**MATERIAL FOR THE TASK**
————

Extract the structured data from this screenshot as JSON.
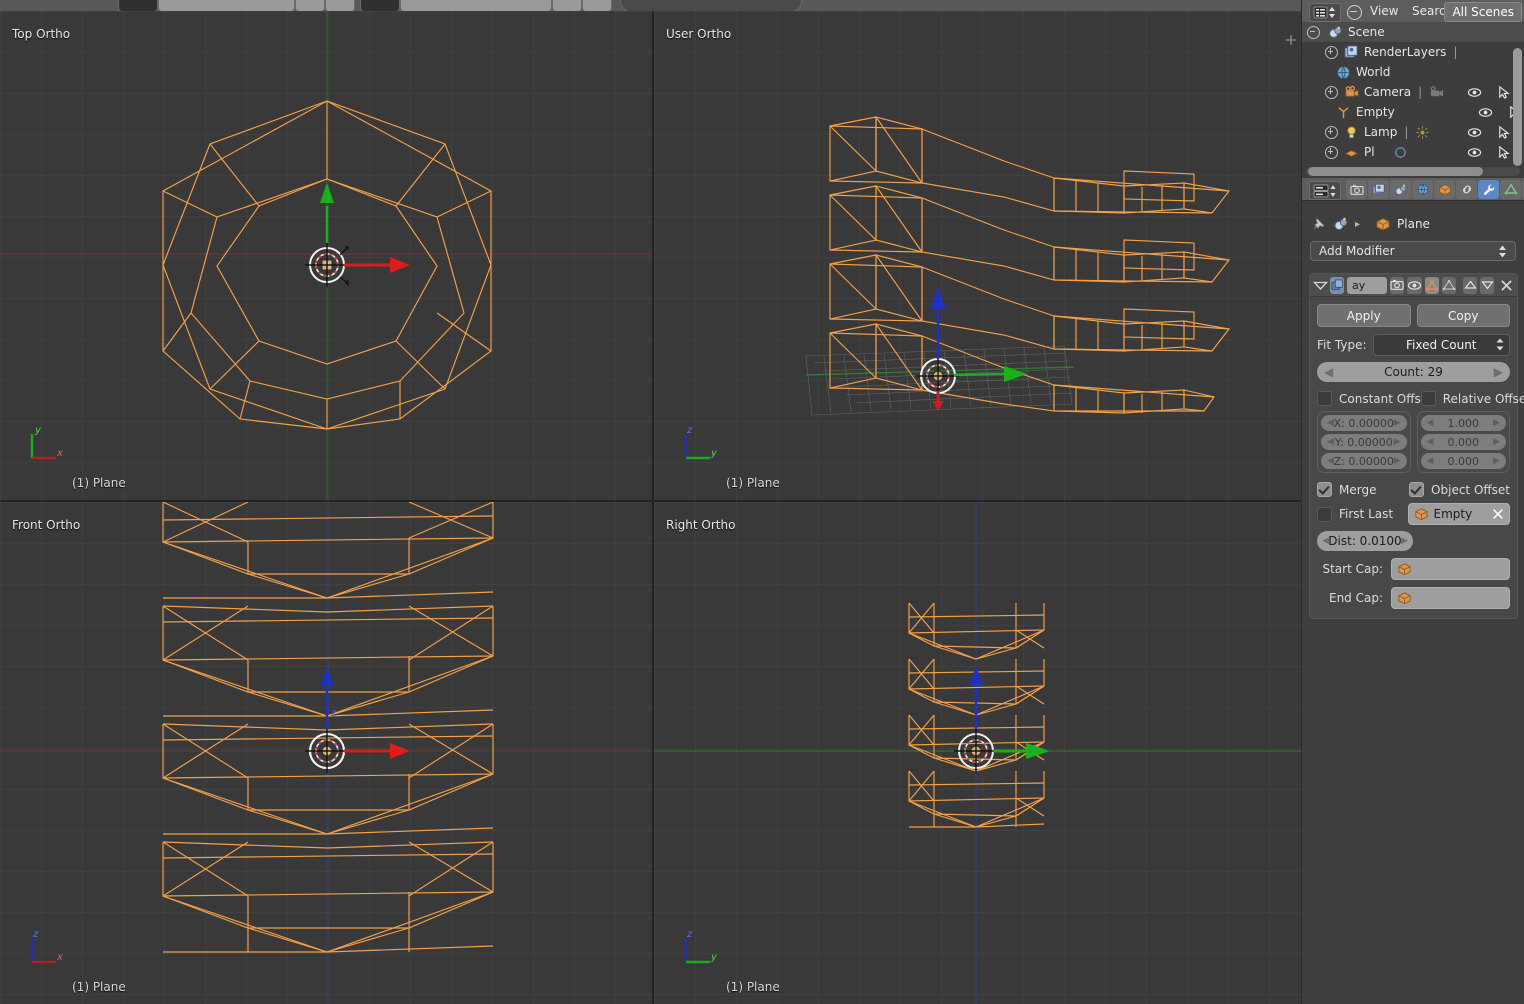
{
  "outliner": {
    "header": {
      "display_mode_icon": "outliner-display-mode-icon",
      "collapse_icon": "collapse-all-icon",
      "menus": [
        "View",
        "Search"
      ],
      "scope_selector": "All Scenes"
    },
    "rows": [
      {
        "indent": 0,
        "expander": "minus",
        "icon": "scene-icon",
        "label": "Scene",
        "selected": true,
        "extra": "",
        "toggles": false
      },
      {
        "indent": 1,
        "expander": "plus",
        "icon": "renderlayers-icon",
        "label": "RenderLayers",
        "selected": false,
        "extra": "divider",
        "toggles": false
      },
      {
        "indent": 1,
        "expander": "none",
        "icon": "world-icon",
        "label": "World",
        "selected": false,
        "extra": "",
        "toggles": false
      },
      {
        "indent": 1,
        "expander": "plus",
        "icon": "camera-icon",
        "label": "Camera",
        "selected": false,
        "extra": "camera-data-icon",
        "toggles": true
      },
      {
        "indent": 1,
        "expander": "none",
        "icon": "empty-axis-icon",
        "label": "Empty",
        "selected": false,
        "extra": "",
        "toggles": true
      },
      {
        "indent": 1,
        "expander": "plus",
        "icon": "lamp-icon",
        "label": "Lamp",
        "selected": false,
        "extra": "lamp-data-icon",
        "toggles": true
      },
      {
        "indent": 1,
        "expander": "plus",
        "icon": "mesh-icon",
        "label": "Pl",
        "selected": false,
        "extra": "mesh-data-icon",
        "toggles": true
      }
    ],
    "toggle_icons": [
      "eye-icon",
      "cursor-arrow-icon",
      "camera-render-icon"
    ]
  },
  "properties": {
    "header": {
      "editor_type_icon": "properties-editor-icon",
      "tabs": [
        {
          "name": "tab-render",
          "icon": "camera-back-icon",
          "active": false
        },
        {
          "name": "tab-render-layers",
          "icon": "images-icon",
          "active": false
        },
        {
          "name": "tab-scene",
          "icon": "scene-props-icon",
          "active": false
        },
        {
          "name": "tab-world",
          "icon": "world-globe-icon",
          "active": false
        },
        {
          "name": "tab-object",
          "icon": "orange-cube-icon",
          "active": false
        },
        {
          "name": "tab-constraints",
          "icon": "chain-link-icon",
          "active": false
        },
        {
          "name": "tab-modifiers",
          "icon": "wrench-icon",
          "active": true
        },
        {
          "name": "tab-data",
          "icon": "mesh-triangle-icon",
          "active": false
        },
        {
          "name": "tab-material",
          "icon": "material-ball-icon",
          "active": false
        }
      ]
    },
    "breadcrumb": {
      "pin_icon": "pin-icon",
      "scene_icon": "scene-icon",
      "separator": "▸",
      "object_icon": "orange-cube-icon",
      "object_name": "Plane"
    },
    "add_modifier": {
      "label": "Add Modifier",
      "arrows": "↕"
    },
    "modifier": {
      "collapse_icon": "triangle-down-icon",
      "copy_icon": "copy-icon",
      "name": "ay",
      "display_toggles": [
        {
          "name": "render-toggle-icon",
          "icon": "camera-render-icon",
          "on": false
        },
        {
          "name": "viewport-toggle-icon",
          "icon": "eye-icon",
          "on": false
        },
        {
          "name": "edit-mode-toggle-icon",
          "icon": "editmode-icon",
          "on": true
        },
        {
          "name": "cage-toggle-icon",
          "icon": "cage-icon",
          "on": false
        }
      ],
      "move_up_icon": "triangle-up-icon",
      "move_down_icon": "triangle-down-icon",
      "delete_icon": "x-close-icon",
      "apply_label": "Apply",
      "copy_label": "Copy",
      "fit_type_label": "Fit Type:",
      "fit_type_value": "Fixed Count",
      "count_field": "Count: 29",
      "constant_offset": {
        "label": "Constant Offs",
        "checked": false,
        "values": [
          "X: 0.00000",
          "Y: 0.00000",
          "Z: 0.00000"
        ]
      },
      "relative_offset": {
        "label": "Relative Offse",
        "checked": false,
        "values": [
          "1.000",
          "0.000",
          "0.000"
        ]
      },
      "merge": {
        "label": "Merge",
        "checked": true
      },
      "object_offset": {
        "label": "Object Offset",
        "checked": true
      },
      "first_last": {
        "label": "First Last",
        "checked": false
      },
      "offset_object": {
        "icon": "orange-cube-icon",
        "name": "Empty",
        "clear_icon": "x-close-icon"
      },
      "merge_dist": "Dist: 0.0100",
      "start_cap": {
        "label": "Start Cap:",
        "icon": "orange-cube-icon",
        "value": ""
      },
      "end_cap": {
        "label": "End Cap:",
        "icon": "orange-cube-icon",
        "value": ""
      }
    }
  },
  "viewports": [
    {
      "name": "viewport-top",
      "label": "Top Ortho",
      "object": "(1) Plane",
      "axes": [
        {
          "letter": "y",
          "color": "#4ac44a"
        },
        {
          "letter": "x",
          "color": "#c44040"
        }
      ]
    },
    {
      "name": "viewport-user",
      "label": "User Ortho",
      "object": "(1) Plane",
      "axes": [
        {
          "letter": "z",
          "color": "#4a5ec4"
        },
        {
          "letter": "y",
          "color": "#4ac44a"
        }
      ]
    },
    {
      "name": "viewport-front",
      "label": "Front Ortho",
      "object": "(1) Plane",
      "axes": [
        {
          "letter": "z",
          "color": "#4a5ec4"
        },
        {
          "letter": "x",
          "color": "#c44040"
        }
      ]
    },
    {
      "name": "viewport-right",
      "label": "Right Ortho",
      "object": "(1) Plane",
      "axes": [
        {
          "letter": "z",
          "color": "#4a5ec4"
        },
        {
          "letter": "y",
          "color": "#4ac44a"
        }
      ]
    }
  ],
  "colors": {
    "wireframe_selected": "#f2a04a",
    "axis_x": "#c44040",
    "axis_y": "#4ac44a",
    "axis_z": "#4a5ec4",
    "viewport_bg": "#393939",
    "panel_bg": "#3e3e3e",
    "header_bg": "#5d5d5d",
    "tab_active": "#5b87c4"
  }
}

————

**EXERCISE BRIEF**
Search the entries for the word "data", then gather every line that has it.

**COMPLETE OUTPUT**
Extract the structured data from this screenshot as JSON.
        "extra": "camera-data-icon",
        "extra": "lamp-data-icon",
        "extra": "mesh-data-icon",
          "name": "tab-data",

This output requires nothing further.